• [Text]
□ □ □

Google Cloud Support says the production issue is fixed, although it seems like a fix here would still be good to prevent this from reoccurring.

Does anyone know how to verify? I'd rather not tempt another outage.

ribrdb commented 1 month ago

I think you could start a gce micro instance in whatever region your app is running and run the curl command from above:

curl -v "https://www.googleapis.com/robot/v1/metadata/x509/securetoken@system.gserviceaccount.com" 2>&1 | grep "cache-control"

You want to see public and max-age, not just 'private'

armando1793 commented 1 month ago

Google Cloud Support says the production issue is fixed, although it seems like a fix here would still be good to prevent this from reoccurring.

Does anyone know how to verify? I'd rather not tempt another outage.

I just did what @ribrdb suggested on the staging version of our Cloud Run instance that was affected by the outage. I can confirm that the headers are available. I will attempt to repoint our package back to the official SDK in a few hours and see if the issue is resolved. Will update here when I do

otakakot commented 1 month ago

Why does it generate an error if max-age cannot be obtained? I think this value will be used later to determine if it should be refreshed or not. So why not return 0 if the value cannot be retrieved so that it is not cached?

□ □ □

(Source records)
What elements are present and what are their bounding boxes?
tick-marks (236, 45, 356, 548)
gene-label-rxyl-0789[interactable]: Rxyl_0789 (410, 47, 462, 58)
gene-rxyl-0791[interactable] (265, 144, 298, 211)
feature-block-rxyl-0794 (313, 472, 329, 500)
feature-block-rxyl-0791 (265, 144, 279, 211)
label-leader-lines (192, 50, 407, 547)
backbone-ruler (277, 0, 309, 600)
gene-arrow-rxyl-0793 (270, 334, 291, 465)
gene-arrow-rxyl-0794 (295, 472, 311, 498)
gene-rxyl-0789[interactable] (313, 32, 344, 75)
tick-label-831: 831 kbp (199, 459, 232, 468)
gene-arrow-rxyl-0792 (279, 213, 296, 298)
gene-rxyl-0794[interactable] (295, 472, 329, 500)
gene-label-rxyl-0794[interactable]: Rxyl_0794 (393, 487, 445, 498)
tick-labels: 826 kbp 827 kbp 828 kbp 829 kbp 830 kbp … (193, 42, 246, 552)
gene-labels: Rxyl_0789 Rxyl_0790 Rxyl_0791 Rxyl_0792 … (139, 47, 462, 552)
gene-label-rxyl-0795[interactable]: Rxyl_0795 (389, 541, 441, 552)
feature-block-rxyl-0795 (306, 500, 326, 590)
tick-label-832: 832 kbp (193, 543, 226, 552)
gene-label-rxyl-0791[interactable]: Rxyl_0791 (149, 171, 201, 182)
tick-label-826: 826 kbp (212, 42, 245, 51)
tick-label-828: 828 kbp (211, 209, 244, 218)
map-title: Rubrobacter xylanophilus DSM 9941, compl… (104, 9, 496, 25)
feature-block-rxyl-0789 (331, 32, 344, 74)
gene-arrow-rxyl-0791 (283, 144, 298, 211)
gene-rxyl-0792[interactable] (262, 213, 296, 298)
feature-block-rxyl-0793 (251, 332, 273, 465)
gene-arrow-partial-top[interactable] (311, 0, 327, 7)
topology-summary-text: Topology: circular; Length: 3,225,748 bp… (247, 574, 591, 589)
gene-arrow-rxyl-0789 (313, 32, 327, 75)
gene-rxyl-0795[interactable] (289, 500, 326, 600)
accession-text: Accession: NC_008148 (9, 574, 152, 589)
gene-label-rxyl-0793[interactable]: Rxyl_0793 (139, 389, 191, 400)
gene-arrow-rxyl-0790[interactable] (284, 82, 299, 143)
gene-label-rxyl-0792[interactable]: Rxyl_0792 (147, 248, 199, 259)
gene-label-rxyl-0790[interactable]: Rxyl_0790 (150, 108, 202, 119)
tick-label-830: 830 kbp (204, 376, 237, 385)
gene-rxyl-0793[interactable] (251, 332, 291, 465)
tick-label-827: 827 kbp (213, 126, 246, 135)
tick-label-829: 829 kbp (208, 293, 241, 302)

□ □ □

• [Questions]
1. List the usernames of everyone shown in the thread as having commented.
2. Based on the thread, why does otakakot propose returning 0 when the max-age value cannot be obtained? Answer in one to three sentences.
3. Set down the part of the thread that begins at the words "Why does it" and ends after the words "is not cached?".

• [Answers below]
1. ribrdb, armando1793, otakakot

2. otakakot believes the max-age value is used later to decide whether a refresh is needed. Returning 0 when it cannot be retrieved would keep the value from being cached, so no error would need to be generated.

3.
Why does it generate an error if max-age cannot be obtained? I think this value will be used later to determine if it should be refreshed or not. So why not return 0 if the value cannot be retrieved so that it is not cached?